### Task description
Review the lines that follow and copy each one that contains the word "CPUE".

### Given data
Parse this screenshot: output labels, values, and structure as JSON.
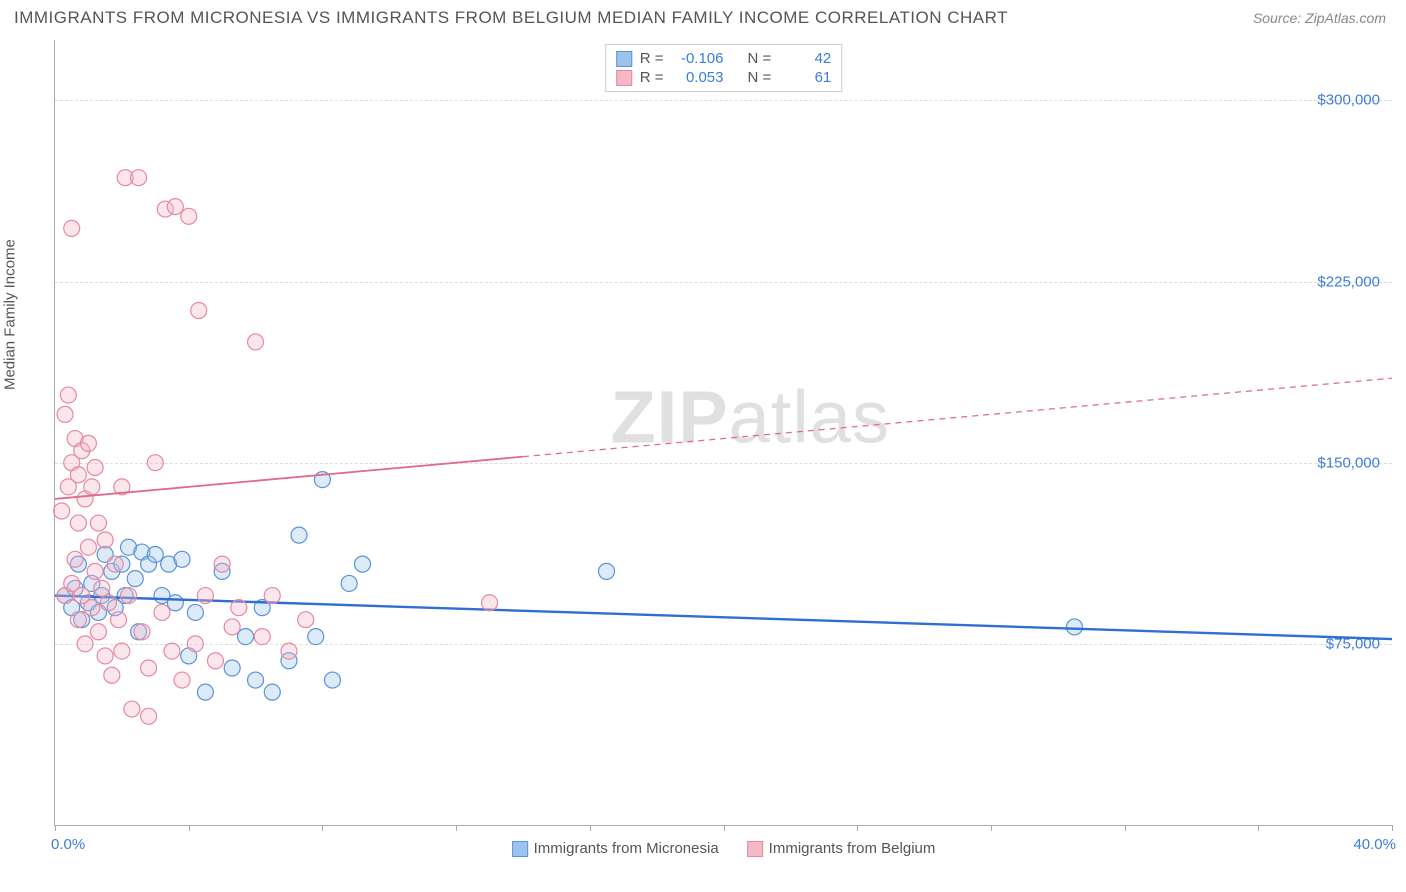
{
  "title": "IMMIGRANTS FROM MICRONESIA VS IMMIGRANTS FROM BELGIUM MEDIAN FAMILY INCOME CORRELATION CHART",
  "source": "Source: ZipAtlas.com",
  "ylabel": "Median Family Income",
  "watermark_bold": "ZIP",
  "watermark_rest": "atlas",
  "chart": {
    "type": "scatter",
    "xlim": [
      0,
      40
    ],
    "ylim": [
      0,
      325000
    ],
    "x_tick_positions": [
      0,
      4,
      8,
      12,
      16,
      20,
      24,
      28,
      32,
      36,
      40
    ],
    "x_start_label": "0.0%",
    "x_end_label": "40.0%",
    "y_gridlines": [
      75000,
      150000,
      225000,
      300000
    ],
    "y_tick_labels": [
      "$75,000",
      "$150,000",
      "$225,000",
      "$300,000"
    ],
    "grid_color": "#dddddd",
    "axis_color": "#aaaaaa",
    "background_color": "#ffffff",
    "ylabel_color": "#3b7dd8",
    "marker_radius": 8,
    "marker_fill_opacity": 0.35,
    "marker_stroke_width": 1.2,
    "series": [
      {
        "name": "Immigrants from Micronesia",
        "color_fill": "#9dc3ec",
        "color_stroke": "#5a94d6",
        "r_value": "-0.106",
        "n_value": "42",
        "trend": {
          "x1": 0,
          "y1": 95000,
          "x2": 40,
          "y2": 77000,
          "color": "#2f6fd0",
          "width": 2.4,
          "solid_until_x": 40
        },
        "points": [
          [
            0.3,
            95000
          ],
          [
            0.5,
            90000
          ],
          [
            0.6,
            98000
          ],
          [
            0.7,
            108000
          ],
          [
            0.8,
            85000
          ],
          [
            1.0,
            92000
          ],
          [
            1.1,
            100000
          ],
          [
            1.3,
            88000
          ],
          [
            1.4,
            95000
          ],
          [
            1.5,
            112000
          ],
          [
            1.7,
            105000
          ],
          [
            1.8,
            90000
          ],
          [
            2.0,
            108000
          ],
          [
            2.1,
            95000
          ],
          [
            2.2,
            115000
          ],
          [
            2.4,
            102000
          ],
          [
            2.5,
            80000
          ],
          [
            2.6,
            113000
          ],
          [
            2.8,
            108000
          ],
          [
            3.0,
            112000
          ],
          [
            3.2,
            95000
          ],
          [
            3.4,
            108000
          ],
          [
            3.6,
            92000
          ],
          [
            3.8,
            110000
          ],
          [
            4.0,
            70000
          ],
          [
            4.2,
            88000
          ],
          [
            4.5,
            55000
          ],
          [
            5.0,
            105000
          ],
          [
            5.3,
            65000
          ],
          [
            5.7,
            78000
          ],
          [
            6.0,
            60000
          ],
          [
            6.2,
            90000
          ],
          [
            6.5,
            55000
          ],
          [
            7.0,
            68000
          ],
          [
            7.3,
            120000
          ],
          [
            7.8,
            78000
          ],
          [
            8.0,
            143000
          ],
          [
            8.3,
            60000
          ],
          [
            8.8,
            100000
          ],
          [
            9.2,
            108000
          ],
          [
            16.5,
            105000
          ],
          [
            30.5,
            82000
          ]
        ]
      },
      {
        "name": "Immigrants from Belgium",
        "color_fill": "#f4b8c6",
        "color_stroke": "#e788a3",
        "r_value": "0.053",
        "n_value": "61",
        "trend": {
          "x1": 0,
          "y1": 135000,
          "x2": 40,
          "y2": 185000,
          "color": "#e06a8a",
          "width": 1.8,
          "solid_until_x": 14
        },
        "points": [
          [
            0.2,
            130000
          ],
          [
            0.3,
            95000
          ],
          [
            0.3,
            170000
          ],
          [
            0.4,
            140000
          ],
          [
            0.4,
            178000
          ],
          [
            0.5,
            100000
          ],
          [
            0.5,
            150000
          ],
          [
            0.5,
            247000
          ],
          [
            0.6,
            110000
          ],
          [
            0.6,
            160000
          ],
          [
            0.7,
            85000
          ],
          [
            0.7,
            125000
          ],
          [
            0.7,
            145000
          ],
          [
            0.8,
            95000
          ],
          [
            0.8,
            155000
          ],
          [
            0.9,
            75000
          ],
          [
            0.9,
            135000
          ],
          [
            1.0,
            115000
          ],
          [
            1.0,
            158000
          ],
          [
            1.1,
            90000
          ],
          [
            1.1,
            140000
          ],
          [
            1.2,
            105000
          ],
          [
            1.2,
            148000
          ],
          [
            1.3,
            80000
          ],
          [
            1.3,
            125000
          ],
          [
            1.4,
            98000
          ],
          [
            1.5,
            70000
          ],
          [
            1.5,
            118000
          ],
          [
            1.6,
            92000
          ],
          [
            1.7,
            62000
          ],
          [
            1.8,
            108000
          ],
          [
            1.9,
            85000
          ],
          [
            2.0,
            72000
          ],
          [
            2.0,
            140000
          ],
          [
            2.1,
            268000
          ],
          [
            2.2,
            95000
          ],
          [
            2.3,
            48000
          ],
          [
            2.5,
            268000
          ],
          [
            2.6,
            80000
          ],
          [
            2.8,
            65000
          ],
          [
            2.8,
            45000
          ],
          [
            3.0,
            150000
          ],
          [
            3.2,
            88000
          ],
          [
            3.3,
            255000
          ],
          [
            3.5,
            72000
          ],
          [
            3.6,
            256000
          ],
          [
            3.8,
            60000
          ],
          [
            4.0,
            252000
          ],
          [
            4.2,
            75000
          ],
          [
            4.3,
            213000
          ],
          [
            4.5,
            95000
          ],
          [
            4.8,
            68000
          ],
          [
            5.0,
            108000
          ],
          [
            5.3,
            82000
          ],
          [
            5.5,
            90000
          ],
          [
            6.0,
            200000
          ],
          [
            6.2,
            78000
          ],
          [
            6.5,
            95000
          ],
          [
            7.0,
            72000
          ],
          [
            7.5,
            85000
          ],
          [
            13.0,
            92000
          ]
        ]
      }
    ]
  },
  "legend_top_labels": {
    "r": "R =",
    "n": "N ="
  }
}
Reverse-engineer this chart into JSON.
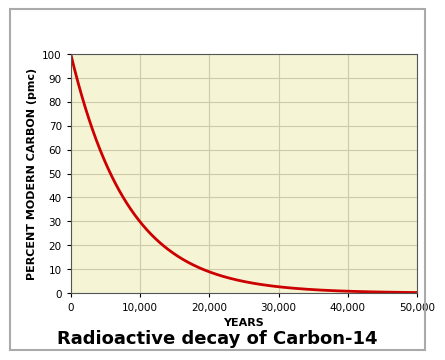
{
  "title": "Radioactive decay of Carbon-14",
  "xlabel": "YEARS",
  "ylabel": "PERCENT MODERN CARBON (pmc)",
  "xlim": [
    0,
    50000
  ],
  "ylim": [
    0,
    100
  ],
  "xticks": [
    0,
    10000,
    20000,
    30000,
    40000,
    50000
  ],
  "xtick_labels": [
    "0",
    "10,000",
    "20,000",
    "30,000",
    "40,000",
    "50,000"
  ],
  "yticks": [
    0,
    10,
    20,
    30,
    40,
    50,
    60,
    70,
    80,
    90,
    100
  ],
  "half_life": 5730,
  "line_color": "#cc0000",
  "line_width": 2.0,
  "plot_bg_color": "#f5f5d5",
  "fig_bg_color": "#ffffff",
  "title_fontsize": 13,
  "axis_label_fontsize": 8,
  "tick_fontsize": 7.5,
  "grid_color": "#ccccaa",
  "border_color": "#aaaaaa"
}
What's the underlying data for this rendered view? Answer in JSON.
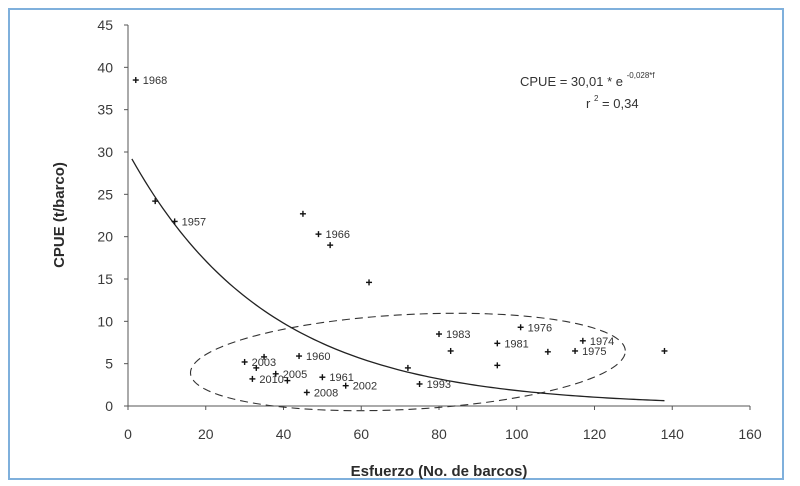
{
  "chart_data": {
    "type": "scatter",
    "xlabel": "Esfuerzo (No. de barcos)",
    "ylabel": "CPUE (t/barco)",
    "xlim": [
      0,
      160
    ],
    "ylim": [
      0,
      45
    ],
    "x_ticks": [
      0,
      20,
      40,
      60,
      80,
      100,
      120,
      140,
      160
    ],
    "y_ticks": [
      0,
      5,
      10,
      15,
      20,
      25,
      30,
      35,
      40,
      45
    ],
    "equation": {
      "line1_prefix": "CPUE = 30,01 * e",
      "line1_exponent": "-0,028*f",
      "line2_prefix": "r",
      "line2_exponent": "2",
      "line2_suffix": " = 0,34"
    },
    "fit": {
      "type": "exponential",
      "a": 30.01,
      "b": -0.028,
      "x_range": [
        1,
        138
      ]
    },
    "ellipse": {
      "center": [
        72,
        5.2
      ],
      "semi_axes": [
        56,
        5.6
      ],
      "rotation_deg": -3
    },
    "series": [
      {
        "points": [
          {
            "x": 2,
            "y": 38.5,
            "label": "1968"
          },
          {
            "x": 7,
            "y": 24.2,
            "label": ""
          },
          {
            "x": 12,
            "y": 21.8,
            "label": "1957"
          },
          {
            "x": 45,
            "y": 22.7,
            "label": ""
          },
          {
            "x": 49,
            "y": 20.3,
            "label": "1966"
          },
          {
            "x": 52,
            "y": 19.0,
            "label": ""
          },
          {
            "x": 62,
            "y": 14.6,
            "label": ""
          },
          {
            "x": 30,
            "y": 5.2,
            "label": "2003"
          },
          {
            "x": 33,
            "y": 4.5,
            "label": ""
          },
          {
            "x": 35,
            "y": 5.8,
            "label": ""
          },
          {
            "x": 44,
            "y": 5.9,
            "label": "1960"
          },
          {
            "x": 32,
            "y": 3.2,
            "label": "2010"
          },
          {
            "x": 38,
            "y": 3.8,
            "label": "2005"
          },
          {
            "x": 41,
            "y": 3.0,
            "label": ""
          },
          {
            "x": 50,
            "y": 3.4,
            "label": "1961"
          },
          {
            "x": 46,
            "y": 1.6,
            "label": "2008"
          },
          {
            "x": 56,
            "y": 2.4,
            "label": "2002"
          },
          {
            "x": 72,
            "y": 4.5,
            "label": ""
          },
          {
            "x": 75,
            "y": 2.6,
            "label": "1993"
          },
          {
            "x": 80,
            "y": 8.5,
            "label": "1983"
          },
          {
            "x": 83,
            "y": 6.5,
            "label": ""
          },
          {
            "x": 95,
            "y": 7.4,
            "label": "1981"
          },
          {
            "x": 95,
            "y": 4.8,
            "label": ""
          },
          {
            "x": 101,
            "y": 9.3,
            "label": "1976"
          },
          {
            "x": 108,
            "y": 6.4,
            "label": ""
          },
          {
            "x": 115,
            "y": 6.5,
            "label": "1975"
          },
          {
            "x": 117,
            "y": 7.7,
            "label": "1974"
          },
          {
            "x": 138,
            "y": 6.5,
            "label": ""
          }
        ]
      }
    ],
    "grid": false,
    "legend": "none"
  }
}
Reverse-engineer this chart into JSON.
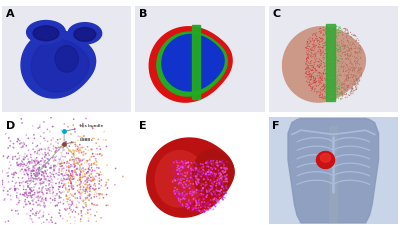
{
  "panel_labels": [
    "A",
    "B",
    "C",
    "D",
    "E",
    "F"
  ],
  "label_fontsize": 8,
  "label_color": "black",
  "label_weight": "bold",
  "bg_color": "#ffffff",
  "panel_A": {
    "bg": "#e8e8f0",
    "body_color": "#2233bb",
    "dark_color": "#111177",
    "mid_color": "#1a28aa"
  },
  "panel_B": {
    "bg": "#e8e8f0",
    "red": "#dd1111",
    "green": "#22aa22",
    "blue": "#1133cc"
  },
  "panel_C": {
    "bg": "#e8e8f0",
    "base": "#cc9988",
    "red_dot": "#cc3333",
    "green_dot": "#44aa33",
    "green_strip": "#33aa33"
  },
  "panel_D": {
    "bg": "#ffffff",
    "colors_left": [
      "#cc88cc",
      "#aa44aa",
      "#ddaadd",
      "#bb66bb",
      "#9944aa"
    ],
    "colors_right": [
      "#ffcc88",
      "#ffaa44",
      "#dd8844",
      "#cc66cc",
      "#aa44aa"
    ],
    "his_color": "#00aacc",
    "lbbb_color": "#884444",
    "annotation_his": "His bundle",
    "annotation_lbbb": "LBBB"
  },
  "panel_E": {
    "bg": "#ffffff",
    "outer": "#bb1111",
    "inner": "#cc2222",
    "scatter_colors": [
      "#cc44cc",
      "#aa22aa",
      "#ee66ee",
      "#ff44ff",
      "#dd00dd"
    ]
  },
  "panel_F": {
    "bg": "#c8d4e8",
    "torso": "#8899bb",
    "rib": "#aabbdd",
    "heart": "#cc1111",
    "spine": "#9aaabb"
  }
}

### Response to this exercise
    "ylabel": "CPUE (t/barco)",
      "line1_prefix": "CPUE = 30,01 * e",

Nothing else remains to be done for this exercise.